**WHAT IS BEING ASKED**
From the listing that follows, output everything exactly except the pictures.

---

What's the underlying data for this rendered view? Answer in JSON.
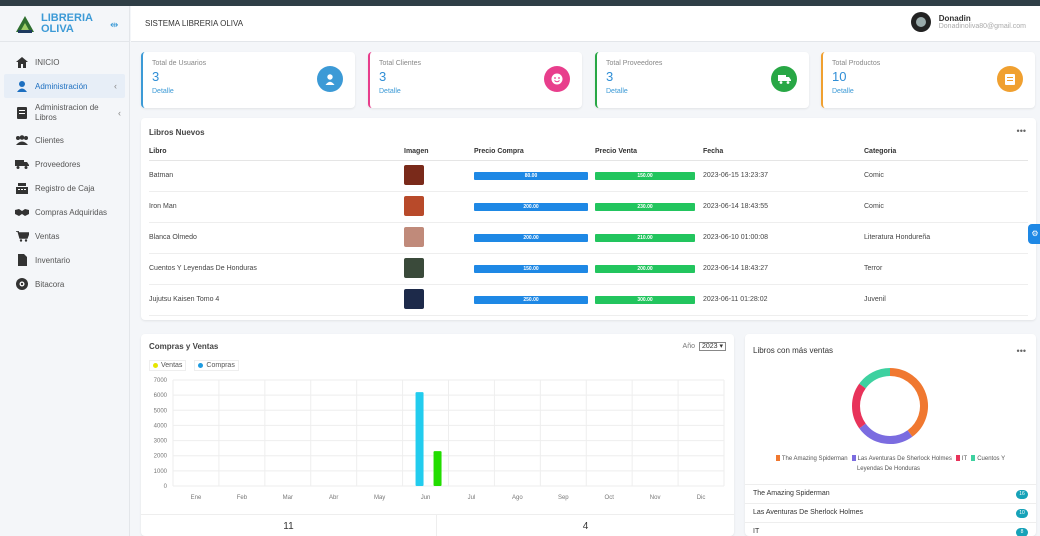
{
  "brand": {
    "line1": "LIBRERIA",
    "line2": "OLIVA",
    "collapse_icon": "collapse-icon"
  },
  "sidebar": {
    "items": [
      {
        "label": "INICIO",
        "icon": "home-icon"
      },
      {
        "label": "Administración",
        "icon": "user-icon",
        "active": true
      },
      {
        "label": "Administracion de Libros",
        "icon": "book-icon"
      },
      {
        "label": "Clientes",
        "icon": "users-icon"
      },
      {
        "label": "Proveedores",
        "icon": "truck-icon"
      },
      {
        "label": "Registro de Caja",
        "icon": "cash-register-icon"
      },
      {
        "label": "Compras Adquiridas",
        "icon": "handshake-icon"
      },
      {
        "label": "Ventas",
        "icon": "cart-icon"
      },
      {
        "label": "Inventario",
        "icon": "file-icon"
      },
      {
        "label": "Bitacora",
        "icon": "eye-icon"
      }
    ]
  },
  "header": {
    "title": "SISTEMA LIBRERIA OLIVA",
    "user_name": "Donadin",
    "user_email": "Donadinoliva80@gmail.com"
  },
  "stats": [
    {
      "label": "Total de Usuarios",
      "value": "3",
      "link": "Detalle",
      "color": "#3c9ad6",
      "icon": "user-icon"
    },
    {
      "label": "Total Clientes",
      "value": "3",
      "link": "Detalle",
      "color": "#e83e8c",
      "icon": "smile-icon"
    },
    {
      "label": "Total Proveedores",
      "value": "3",
      "link": "Detalle",
      "color": "#28a745",
      "icon": "truck-icon"
    },
    {
      "label": "Total Productos",
      "value": "10",
      "link": "Detalle",
      "color": "#f0a030",
      "icon": "box-icon"
    }
  ],
  "libros": {
    "title": "Libros Nuevos",
    "headers": [
      "Libro",
      "Imagen",
      "Precio Compra",
      "Precio Venta",
      "Fecha",
      "Categoria"
    ],
    "rows": [
      {
        "libro": "Batman",
        "compra": "80.00",
        "venta": "150.00",
        "fecha": "2023-06-15 13:23:37",
        "categoria": "Comic",
        "img": "#7a2a1a"
      },
      {
        "libro": "Iron Man",
        "compra": "200.00",
        "venta": "230.00",
        "fecha": "2023-06-14 18:43:55",
        "categoria": "Comic",
        "img": "#b84a2a"
      },
      {
        "libro": "Blanca Olmedo",
        "compra": "200.00",
        "venta": "210.00",
        "fecha": "2023-06-10 01:00:08",
        "categoria": "Literatura Hondureña",
        "img": "#c08a7a"
      },
      {
        "libro": "Cuentos Y Leyendas De Honduras",
        "compra": "150.00",
        "venta": "200.00",
        "fecha": "2023-06-14 18:43:27",
        "categoria": "Terror",
        "img": "#3a4a3a"
      },
      {
        "libro": "Jujutsu Kaisen Tomo 4",
        "compra": "250.00",
        "venta": "300.00",
        "fecha": "2023-06-11 01:28:02",
        "categoria": "Juvenil",
        "img": "#1d2a4a"
      }
    ]
  },
  "compras_ventas": {
    "title": "Compras y Ventas",
    "year_label": "Año",
    "year": "2023",
    "footer_left": "11",
    "footer_right": "4"
  },
  "chart_data": {
    "type": "bar",
    "categories": [
      "Ene",
      "Feb",
      "Mar",
      "Abr",
      "May",
      "Jun",
      "Jul",
      "Ago",
      "Sep",
      "Oct",
      "Nov",
      "Dic"
    ],
    "series": [
      {
        "name": "Ventas",
        "color": "#22dd00",
        "values": [
          0,
          0,
          0,
          0,
          0,
          2300,
          0,
          0,
          0,
          0,
          0,
          0
        ]
      },
      {
        "name": "Compras",
        "color": "#22ccee",
        "values": [
          0,
          0,
          0,
          0,
          0,
          6200,
          0,
          0,
          0,
          0,
          0,
          0
        ]
      }
    ],
    "yticks": [
      "7000",
      "6000",
      "5000",
      "4000",
      "3000",
      "2000",
      "1000",
      "0"
    ],
    "ylim": [
      0,
      7000
    ],
    "grid": true,
    "legend": "top-left"
  },
  "mas_ventas": {
    "title": "Libros con más ventas",
    "donut": [
      {
        "name": "The Amazing Spiderman",
        "value": 16,
        "color": "#f07830"
      },
      {
        "name": "Las Aventuras De Sherlock Holmes",
        "value": 10,
        "color": "#7b6ce0"
      },
      {
        "name": "IT",
        "value": 8,
        "color": "#e8335a"
      },
      {
        "name": "Cuentos Y Leyendas De Honduras",
        "value": 6,
        "color": "#3ed1a0"
      }
    ],
    "list": [
      {
        "label": "The Amazing Spiderman",
        "badge": "16"
      },
      {
        "label": "Las Aventuras De Sherlock Holmes",
        "badge": "10"
      },
      {
        "label": "IT",
        "badge": "8"
      }
    ]
  }
}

---

**ANSWER TO THIS EXERCISE**
What's the underlying data for this rendered view? Answer in JSON.
{
  "brand": {
    "line1": "LIBRERIA",
    "line2": "OLIVA",
    "collapse_icon": "collapse-icon"
  },
  "sidebar": {
    "items": [
      {
        "label": "INICIO",
        "icon": "home-icon"
      },
      {
        "label": "Administración",
        "icon": "user-icon",
        "active": true
      },
      {
        "label": "Administracion de Libros",
        "icon": "book-icon"
      },
      {
        "label": "Clientes",
        "icon": "users-icon"
      },
      {
        "label": "Proveedores",
        "icon": "truck-icon"
      },
      {
        "label": "Registro de Caja",
        "icon": "cash-register-icon"
      },
      {
        "label": "Compras Adquiridas",
        "icon": "handshake-icon"
      },
      {
        "label": "Ventas",
        "icon": "cart-icon"
      },
      {
        "label": "Inventario",
        "icon": "file-icon"
      },
      {
        "label": "Bitacora",
        "icon": "eye-icon"
      }
    ]
  },
  "header": {
    "title": "SISTEMA LIBRERIA OLIVA",
    "user_name": "Donadin",
    "user_email": "Donadinoliva80@gmail.com"
  },
  "stats": [
    {
      "label": "Total de Usuarios",
      "value": "3",
      "link": "Detalle",
      "color": "#3c9ad6",
      "icon": "user-icon"
    },
    {
      "label": "Total Clientes",
      "value": "3",
      "link": "Detalle",
      "color": "#e83e8c",
      "icon": "smile-icon"
    },
    {
      "label": "Total Proveedores",
      "value": "3",
      "link": "Detalle",
      "color": "#28a745",
      "icon": "truck-icon"
    },
    {
      "label": "Total Productos",
      "value": "10",
      "link": "Detalle",
      "color": "#f0a030",
      "icon": "box-icon"
    }
  ],
  "libros": {
    "title": "Libros Nuevos",
    "headers": [
      "Libro",
      "Imagen",
      "Precio Compra",
      "Precio Venta",
      "Fecha",
      "Categoria"
    ],
    "rows": [
      {
        "libro": "Batman",
        "compra": "80.00",
        "venta": "150.00",
        "fecha": "2023-06-15 13:23:37",
        "categoria": "Comic",
        "img": "#7a2a1a"
      },
      {
        "libro": "Iron Man",
        "compra": "200.00",
        "venta": "230.00",
        "fecha": "2023-06-14 18:43:55",
        "categoria": "Comic",
        "img": "#b84a2a"
      },
      {
        "libro": "Blanca Olmedo",
        "compra": "200.00",
        "venta": "210.00",
        "fecha": "2023-06-10 01:00:08",
        "categoria": "Literatura Hondureña",
        "img": "#c08a7a"
      },
      {
        "libro": "Cuentos Y Leyendas De Honduras",
        "compra": "150.00",
        "venta": "200.00",
        "fecha": "2023-06-14 18:43:27",
        "categoria": "Terror",
        "img": "#3a4a3a"
      },
      {
        "libro": "Jujutsu Kaisen Tomo 4",
        "compra": "250.00",
        "venta": "300.00",
        "fecha": "2023-06-11 01:28:02",
        "categoria": "Juvenil",
        "img": "#1d2a4a"
      }
    ]
  },
  "compras_ventas": {
    "title": "Compras y Ventas",
    "year_label": "Año",
    "year": "2023",
    "footer_left": "11",
    "footer_right": "4"
  },
  "chart_data": {
    "type": "bar",
    "categories": [
      "Ene",
      "Feb",
      "Mar",
      "Abr",
      "May",
      "Jun",
      "Jul",
      "Ago",
      "Sep",
      "Oct",
      "Nov",
      "Dic"
    ],
    "series": [
      {
        "name": "Ventas",
        "color": "#22dd00",
        "values": [
          0,
          0,
          0,
          0,
          0,
          2300,
          0,
          0,
          0,
          0,
          0,
          0
        ]
      },
      {
        "name": "Compras",
        "color": "#22ccee",
        "values": [
          0,
          0,
          0,
          0,
          0,
          6200,
          0,
          0,
          0,
          0,
          0,
          0
        ]
      }
    ],
    "yticks": [
      "7000",
      "6000",
      "5000",
      "4000",
      "3000",
      "2000",
      "1000",
      "0"
    ],
    "ylim": [
      0,
      7000
    ],
    "grid": true,
    "legend": "top-left"
  },
  "mas_ventas": {
    "title": "Libros con más ventas",
    "donut": [
      {
        "name": "The Amazing Spiderman",
        "value": 16,
        "color": "#f07830"
      },
      {
        "name": "Las Aventuras De Sherlock Holmes",
        "value": 10,
        "color": "#7b6ce0"
      },
      {
        "name": "IT",
        "value": 8,
        "color": "#e8335a"
      },
      {
        "name": "Cuentos Y Leyendas De Honduras",
        "value": 6,
        "color": "#3ed1a0"
      }
    ],
    "list": [
      {
        "label": "The Amazing Spiderman",
        "badge": "16"
      },
      {
        "label": "Las Aventuras De Sherlock Holmes",
        "badge": "10"
      },
      {
        "label": "IT",
        "badge": "8"
      }
    ]
  }
}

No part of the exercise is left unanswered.